◆ **OBJECTIVE**: Please write out every line of the material below word for word.

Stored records
···

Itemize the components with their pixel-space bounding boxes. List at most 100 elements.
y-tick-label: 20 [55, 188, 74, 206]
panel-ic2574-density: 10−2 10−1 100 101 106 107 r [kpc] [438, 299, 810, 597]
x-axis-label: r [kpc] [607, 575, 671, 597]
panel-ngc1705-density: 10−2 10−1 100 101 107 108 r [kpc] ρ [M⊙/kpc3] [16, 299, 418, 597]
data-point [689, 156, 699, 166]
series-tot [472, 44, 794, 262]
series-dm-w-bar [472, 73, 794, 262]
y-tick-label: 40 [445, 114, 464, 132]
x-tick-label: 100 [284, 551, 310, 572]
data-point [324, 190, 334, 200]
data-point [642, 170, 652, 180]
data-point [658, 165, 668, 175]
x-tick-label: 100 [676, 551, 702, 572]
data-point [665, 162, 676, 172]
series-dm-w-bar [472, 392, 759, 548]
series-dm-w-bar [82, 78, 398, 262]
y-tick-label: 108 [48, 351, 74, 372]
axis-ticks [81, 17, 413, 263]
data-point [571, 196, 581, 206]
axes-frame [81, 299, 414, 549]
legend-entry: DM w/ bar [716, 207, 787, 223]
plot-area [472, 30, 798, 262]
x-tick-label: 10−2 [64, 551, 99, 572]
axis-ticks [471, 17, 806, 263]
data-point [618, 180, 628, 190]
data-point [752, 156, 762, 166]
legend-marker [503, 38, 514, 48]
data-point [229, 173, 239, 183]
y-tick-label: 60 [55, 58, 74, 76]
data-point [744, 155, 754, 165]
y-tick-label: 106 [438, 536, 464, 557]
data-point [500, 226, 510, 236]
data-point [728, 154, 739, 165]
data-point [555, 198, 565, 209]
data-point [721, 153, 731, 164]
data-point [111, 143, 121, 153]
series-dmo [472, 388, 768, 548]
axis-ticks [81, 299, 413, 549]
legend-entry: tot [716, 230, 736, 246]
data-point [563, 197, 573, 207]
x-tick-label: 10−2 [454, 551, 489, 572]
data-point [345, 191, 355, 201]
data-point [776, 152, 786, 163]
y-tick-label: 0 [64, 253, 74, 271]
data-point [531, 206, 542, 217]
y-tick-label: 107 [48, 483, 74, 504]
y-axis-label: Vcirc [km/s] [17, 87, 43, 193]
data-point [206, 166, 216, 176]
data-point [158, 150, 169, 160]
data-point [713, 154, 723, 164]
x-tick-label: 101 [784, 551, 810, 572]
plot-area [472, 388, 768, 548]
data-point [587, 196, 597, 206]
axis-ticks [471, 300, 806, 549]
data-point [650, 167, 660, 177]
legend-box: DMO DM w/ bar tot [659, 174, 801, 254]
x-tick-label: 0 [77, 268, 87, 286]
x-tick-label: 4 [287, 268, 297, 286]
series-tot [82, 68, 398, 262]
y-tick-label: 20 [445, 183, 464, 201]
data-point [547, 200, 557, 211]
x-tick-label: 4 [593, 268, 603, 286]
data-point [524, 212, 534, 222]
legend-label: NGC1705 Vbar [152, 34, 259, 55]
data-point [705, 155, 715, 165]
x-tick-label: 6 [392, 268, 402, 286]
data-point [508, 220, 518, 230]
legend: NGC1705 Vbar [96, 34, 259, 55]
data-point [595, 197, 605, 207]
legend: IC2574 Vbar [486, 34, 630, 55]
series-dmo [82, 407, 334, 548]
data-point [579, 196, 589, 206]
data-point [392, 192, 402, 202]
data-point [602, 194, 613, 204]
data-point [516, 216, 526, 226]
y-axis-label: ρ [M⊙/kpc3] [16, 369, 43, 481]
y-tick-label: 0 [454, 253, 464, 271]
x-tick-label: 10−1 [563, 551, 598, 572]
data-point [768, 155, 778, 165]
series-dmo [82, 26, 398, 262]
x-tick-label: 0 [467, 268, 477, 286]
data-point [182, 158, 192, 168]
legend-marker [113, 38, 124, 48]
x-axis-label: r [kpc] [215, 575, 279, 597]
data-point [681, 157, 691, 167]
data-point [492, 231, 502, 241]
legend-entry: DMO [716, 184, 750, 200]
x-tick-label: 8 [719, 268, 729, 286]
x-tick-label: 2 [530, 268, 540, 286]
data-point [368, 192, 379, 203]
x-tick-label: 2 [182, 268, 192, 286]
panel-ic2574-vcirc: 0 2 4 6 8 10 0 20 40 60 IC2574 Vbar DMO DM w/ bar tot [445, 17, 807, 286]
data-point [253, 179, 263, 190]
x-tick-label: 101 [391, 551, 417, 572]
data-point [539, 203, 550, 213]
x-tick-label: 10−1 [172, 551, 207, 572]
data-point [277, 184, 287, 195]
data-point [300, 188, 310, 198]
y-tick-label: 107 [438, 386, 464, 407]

···

◆ **RESPONSE FOR THIS EXERCISE**:
Itemize the components with their pixel-space bounding boxes. List at most 100 elements.
y-tick-label: 20 [55, 188, 74, 206]
panel-ic2574-density: 10−2 10−1 100 101 106 107 r [kpc] [438, 299, 810, 597]
x-axis-label: r [kpc] [607, 575, 671, 597]
panel-ngc1705-density: 10−2 10−1 100 101 107 108 r [kpc] ρ [M⊙/kpc3] [16, 299, 418, 597]
data-point [689, 156, 699, 166]
series-tot [472, 44, 794, 262]
series-dm-w-bar [472, 73, 794, 262]
y-tick-label: 40 [445, 114, 464, 132]
x-tick-label: 100 [284, 551, 310, 572]
data-point [324, 190, 334, 200]
data-point [642, 170, 652, 180]
data-point [658, 165, 668, 175]
x-tick-label: 100 [676, 551, 702, 572]
data-point [665, 162, 676, 172]
series-dm-w-bar [472, 392, 759, 548]
series-dm-w-bar [82, 78, 398, 262]
y-tick-label: 108 [48, 351, 74, 372]
axis-ticks [81, 17, 413, 263]
data-point [571, 196, 581, 206]
axes-frame [81, 299, 414, 549]
legend-entry: DM w/ bar [716, 207, 787, 223]
plot-area [472, 30, 798, 262]
x-tick-label: 10−2 [64, 551, 99, 572]
axis-ticks [471, 17, 806, 263]
data-point [618, 180, 628, 190]
data-point [752, 156, 762, 166]
legend-marker [503, 38, 514, 48]
data-point [229, 173, 239, 183]
y-tick-label: 60 [55, 58, 74, 76]
data-point [744, 155, 754, 165]
y-tick-label: 106 [438, 536, 464, 557]
data-point [500, 226, 510, 236]
data-point [728, 154, 739, 165]
data-point [555, 198, 565, 209]
data-point [721, 153, 731, 164]
data-point [111, 143, 121, 153]
series-dmo [472, 388, 768, 548]
axis-ticks [81, 299, 413, 549]
legend-entry: tot [716, 230, 736, 246]
data-point [563, 197, 573, 207]
x-tick-label: 10−2 [454, 551, 489, 572]
data-point [345, 191, 355, 201]
data-point [776, 152, 786, 163]
y-tick-label: 0 [64, 253, 74, 271]
data-point [531, 206, 542, 217]
y-tick-label: 107 [48, 483, 74, 504]
y-axis-label: Vcirc [km/s] [17, 87, 43, 193]
data-point [206, 166, 216, 176]
data-point [158, 150, 169, 160]
data-point [713, 154, 723, 164]
x-tick-label: 101 [784, 551, 810, 572]
plot-area [472, 388, 768, 548]
data-point [587, 196, 597, 206]
axis-ticks [471, 300, 806, 549]
data-point [650, 167, 660, 177]
legend-box: DMO DM w/ bar tot [659, 174, 801, 254]
x-tick-label: 0 [77, 268, 87, 286]
x-tick-label: 4 [287, 268, 297, 286]
series-tot [82, 68, 398, 262]
y-tick-label: 20 [445, 183, 464, 201]
data-point [547, 200, 557, 211]
x-tick-label: 4 [593, 268, 603, 286]
data-point [524, 212, 534, 222]
legend-label: NGC1705 Vbar [152, 34, 259, 55]
data-point [705, 155, 715, 165]
x-tick-label: 6 [392, 268, 402, 286]
data-point [508, 220, 518, 230]
legend: NGC1705 Vbar [96, 34, 259, 55]
data-point [595, 197, 605, 207]
legend: IC2574 Vbar [486, 34, 630, 55]
series-dmo [82, 407, 334, 548]
data-point [579, 196, 589, 206]
data-point [392, 192, 402, 202]
data-point [602, 194, 613, 204]
data-point [516, 216, 526, 226]
y-axis-label: ρ [M⊙/kpc3] [16, 369, 43, 481]
y-tick-label: 0 [454, 253, 464, 271]
x-tick-label: 10−1 [563, 551, 598, 572]
data-point [768, 155, 778, 165]
series-dmo [82, 26, 398, 262]
x-tick-label: 0 [467, 268, 477, 286]
data-point [182, 158, 192, 168]
legend-marker [113, 38, 124, 48]
x-axis-label: r [kpc] [215, 575, 279, 597]
data-point [681, 157, 691, 167]
data-point [492, 231, 502, 241]
legend-entry: DMO [716, 184, 750, 200]
x-tick-label: 8 [719, 268, 729, 286]
x-tick-label: 2 [530, 268, 540, 286]
data-point [368, 192, 379, 203]
x-tick-label: 2 [182, 268, 192, 286]
panel-ic2574-vcirc: 0 2 4 6 8 10 0 20 40 60 IC2574 Vbar DMO DM w/ bar tot [445, 17, 807, 286]
data-point [253, 179, 263, 190]
x-tick-label: 101 [391, 551, 417, 572]
data-point [539, 203, 550, 213]
x-tick-label: 10−1 [172, 551, 207, 572]
data-point [277, 184, 287, 195]
data-point [300, 188, 310, 198]
y-tick-label: 107 [438, 386, 464, 407]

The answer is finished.